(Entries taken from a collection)
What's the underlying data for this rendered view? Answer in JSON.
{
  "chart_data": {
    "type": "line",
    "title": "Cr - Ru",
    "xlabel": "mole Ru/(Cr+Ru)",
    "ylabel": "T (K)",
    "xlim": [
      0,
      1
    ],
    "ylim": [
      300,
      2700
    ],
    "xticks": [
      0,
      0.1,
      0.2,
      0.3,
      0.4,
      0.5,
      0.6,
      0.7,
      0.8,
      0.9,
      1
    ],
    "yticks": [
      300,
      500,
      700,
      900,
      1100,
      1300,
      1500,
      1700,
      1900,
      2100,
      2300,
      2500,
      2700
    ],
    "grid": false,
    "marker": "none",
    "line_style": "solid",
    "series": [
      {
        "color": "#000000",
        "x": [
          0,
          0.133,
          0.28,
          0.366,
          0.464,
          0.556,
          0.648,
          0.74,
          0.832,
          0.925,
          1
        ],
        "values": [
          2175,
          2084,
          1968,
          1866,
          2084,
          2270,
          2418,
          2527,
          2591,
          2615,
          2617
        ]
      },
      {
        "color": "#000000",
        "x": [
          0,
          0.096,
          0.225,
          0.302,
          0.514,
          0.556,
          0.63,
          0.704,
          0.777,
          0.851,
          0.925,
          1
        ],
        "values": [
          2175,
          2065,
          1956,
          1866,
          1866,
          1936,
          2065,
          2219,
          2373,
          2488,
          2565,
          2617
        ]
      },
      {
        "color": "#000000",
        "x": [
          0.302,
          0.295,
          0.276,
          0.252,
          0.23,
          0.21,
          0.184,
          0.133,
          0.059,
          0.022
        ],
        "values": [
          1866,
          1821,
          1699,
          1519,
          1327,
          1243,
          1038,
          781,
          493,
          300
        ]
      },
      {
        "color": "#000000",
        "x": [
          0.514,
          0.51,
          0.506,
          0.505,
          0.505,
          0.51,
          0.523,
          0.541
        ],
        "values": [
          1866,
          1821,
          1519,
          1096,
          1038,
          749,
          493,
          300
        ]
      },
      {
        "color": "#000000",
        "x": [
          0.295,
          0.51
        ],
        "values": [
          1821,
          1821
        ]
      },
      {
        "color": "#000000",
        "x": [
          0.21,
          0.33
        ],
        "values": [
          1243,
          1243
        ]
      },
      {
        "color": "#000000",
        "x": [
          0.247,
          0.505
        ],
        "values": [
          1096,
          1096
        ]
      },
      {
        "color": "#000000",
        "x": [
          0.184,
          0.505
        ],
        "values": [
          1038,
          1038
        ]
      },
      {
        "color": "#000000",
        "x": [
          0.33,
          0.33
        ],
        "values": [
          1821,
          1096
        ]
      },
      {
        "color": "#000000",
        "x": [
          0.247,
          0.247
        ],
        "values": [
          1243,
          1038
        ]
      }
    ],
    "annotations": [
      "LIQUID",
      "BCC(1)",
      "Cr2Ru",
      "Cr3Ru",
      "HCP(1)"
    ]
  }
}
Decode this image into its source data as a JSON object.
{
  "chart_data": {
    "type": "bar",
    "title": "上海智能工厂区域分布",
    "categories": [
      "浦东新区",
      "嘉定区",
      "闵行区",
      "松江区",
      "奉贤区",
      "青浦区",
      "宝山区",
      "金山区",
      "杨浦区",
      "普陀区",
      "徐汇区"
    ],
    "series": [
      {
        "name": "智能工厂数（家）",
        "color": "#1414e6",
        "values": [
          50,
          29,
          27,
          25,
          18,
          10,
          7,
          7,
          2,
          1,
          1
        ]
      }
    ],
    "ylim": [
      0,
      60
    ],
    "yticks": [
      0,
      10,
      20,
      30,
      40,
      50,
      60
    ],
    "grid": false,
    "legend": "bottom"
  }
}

Problem details
Copy all the lines, exactly.

Complete response
What's the underlying data for this rendered view? Answer in JSON.
{
  "chart_data": {
    "type": "line",
    "title": "Cr - Ru",
    "xlabel": "mole Ru/(Cr+Ru)",
    "ylabel": "T (K)",
    "xlim": [
      0,
      1
    ],
    "ylim": [
      300,
      2700
    ],
    "xticks": [
      0,
      0.1,
      0.2,
      0.3,
      0.4,
      0.5,
      0.6,
      0.7,
      0.8,
      0.9,
      1
    ],
    "yticks": [
      300,
      500,
      700,
      900,
      1100,
      1300,
      1500,
      1700,
      1900,
      2100,
      2300,
      2500,
      2700
    ],
    "grid": false,
    "marker": "none",
    "line_style": "solid",
    "series": [
      {
        "color": "#000000",
        "x": [
          0,
          0.133,
          0.28,
          0.366,
          0.464,
          0.556,
          0.648,
          0.74,
          0.832,
          0.925,
          1
        ],
        "values": [
          2175,
          2084,
          1968,
          1866,
          2084,
          2270,
          2418,
          2527,
          2591,
          2615,
          2617
        ]
      },
      {
        "color": "#000000",
        "x": [
          0,
          0.096,
          0.225,
          0.302,
          0.514,
          0.556,
          0.63,
          0.704,
          0.777,
          0.851,
          0.925,
          1
        ],
        "values": [
          2175,
          2065,
          1956,
          1866,
          1866,
          1936,
          2065,
          2219,
          2373,
          2488,
          2565,
          2617
        ]
      },
      {
        "color": "#000000",
        "x": [
          0.302,
          0.295,
          0.276,
          0.252,
          0.23,
          0.21,
          0.184,
          0.133,
          0.059,
          0.022
        ],
        "values": [
          1866,
          1821,
          1699,
          1519,
          1327,
          1243,
          1038,
          781,
          493,
          300
        ]
      },
      {
        "color": "#000000",
        "x": [
          0.514,
          0.51,
          0.506,
          0.505,
          0.505,
          0.51,
          0.523,
          0.541
        ],
        "values": [
          1866,
          1821,
          1519,
          1096,
          1038,
          749,
          493,
          300
        ]
      },
      {
        "color": "#000000",
        "x": [
          0.295,
          0.51
        ],
        "values": [
          1821,
          1821
        ]
      },
      {
        "color": "#000000",
        "x": [
          0.21,
          0.33
        ],
        "values": [
          1243,
          1243
        ]
      },
      {
        "color": "#000000",
        "x": [
          0.247,
          0.505
        ],
        "values": [
          1096,
          1096
        ]
      },
      {
        "color": "#000000",
        "x": [
          0.184,
          0.505
        ],
        "values": [
          1038,
          1038
        ]
      },
      {
        "color": "#000000",
        "x": [
          0.33,
          0.33
        ],
        "values": [
          1821,
          1096
        ]
      },
      {
        "color": "#000000",
        "x": [
          0.247,
          0.247
        ],
        "values": [
          1243,
          1038
        ]
      }
    ],
    "annotations": [
      "LIQUID",
      "BCC(1)",
      "Cr2Ru",
      "Cr3Ru",
      "HCP(1)"
    ]
  }
}
Decode this image into its source data as a JSON object.
{
  "chart_data": {
    "type": "bar",
    "title": "上海智能工厂区域分布",
    "categories": [
      "浦东新区",
      "嘉定区",
      "闵行区",
      "松江区",
      "奉贤区",
      "青浦区",
      "宝山区",
      "金山区",
      "杨浦区",
      "普陀区",
      "徐汇区"
    ],
    "series": [
      {
        "name": "智能工厂数（家）",
        "color": "#1414e6",
        "values": [
          50,
          29,
          27,
          25,
          18,
          10,
          7,
          7,
          2,
          1,
          1
        ]
      }
    ],
    "ylim": [
      0,
      60
    ],
    "yticks": [
      0,
      10,
      20,
      30,
      40,
      50,
      60
    ],
    "grid": false,
    "legend": "bottom"
  }
}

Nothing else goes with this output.